= STATED TASK =
Look through the material below. Copy each line that contains the string "ЧДДВ".

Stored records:
########################################

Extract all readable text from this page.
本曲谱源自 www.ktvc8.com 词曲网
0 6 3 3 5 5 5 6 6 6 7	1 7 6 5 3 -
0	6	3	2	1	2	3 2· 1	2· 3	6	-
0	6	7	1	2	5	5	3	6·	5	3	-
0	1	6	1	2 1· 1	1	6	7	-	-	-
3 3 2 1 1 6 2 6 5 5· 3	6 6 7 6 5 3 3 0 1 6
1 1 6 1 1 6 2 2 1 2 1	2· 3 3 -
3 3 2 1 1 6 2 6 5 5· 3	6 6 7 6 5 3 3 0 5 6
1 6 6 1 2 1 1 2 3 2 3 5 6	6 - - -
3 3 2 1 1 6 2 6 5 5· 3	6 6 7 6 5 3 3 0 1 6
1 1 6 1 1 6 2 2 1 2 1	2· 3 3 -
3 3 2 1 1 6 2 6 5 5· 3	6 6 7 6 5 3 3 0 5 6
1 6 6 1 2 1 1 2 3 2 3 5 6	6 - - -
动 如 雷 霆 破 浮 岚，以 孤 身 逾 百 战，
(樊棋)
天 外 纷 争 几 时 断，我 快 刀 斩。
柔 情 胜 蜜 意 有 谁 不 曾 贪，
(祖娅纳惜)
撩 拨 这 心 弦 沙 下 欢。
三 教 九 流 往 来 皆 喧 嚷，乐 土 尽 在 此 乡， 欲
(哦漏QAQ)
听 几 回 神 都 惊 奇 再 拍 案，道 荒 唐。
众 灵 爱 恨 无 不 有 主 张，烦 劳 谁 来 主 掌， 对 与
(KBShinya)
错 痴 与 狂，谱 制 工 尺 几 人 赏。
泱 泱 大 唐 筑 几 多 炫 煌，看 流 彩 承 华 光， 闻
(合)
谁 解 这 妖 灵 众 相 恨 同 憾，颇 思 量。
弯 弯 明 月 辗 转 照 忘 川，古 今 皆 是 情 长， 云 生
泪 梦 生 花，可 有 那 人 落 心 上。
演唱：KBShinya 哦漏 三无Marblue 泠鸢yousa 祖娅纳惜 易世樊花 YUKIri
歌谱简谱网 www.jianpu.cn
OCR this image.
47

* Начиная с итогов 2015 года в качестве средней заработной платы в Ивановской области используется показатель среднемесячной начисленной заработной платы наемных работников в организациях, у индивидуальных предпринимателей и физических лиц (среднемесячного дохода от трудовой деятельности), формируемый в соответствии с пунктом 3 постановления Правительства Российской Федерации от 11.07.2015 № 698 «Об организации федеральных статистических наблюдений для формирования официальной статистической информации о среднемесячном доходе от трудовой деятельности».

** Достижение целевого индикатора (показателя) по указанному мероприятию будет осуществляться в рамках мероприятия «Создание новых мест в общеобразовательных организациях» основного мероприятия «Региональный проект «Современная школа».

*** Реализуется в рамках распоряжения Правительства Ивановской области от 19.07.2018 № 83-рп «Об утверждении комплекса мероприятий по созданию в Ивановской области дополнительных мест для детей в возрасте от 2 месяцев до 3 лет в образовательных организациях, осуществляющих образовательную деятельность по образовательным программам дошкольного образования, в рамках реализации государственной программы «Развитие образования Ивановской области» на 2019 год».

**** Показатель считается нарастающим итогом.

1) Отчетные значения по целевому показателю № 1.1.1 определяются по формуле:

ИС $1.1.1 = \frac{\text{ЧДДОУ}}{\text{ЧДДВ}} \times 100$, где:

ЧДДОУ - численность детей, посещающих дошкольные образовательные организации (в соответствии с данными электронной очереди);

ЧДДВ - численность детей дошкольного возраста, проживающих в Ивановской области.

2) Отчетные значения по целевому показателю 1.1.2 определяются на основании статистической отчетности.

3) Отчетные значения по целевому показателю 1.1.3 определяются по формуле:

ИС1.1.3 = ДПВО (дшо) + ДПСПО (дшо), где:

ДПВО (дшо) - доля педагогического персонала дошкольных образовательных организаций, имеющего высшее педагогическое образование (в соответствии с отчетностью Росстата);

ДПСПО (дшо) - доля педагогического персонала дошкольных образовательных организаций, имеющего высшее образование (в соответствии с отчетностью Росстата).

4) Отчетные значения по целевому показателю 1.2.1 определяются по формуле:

########################################

= SOLUTION TO THE PROBLEM =
ИС $1.1.1 = \frac{\text{ЧДДОУ}}{\text{ЧДДВ}} \times 100$, где:
ЧДДВ - численность детей дошкольного возраста, проживающих в Ивановской области.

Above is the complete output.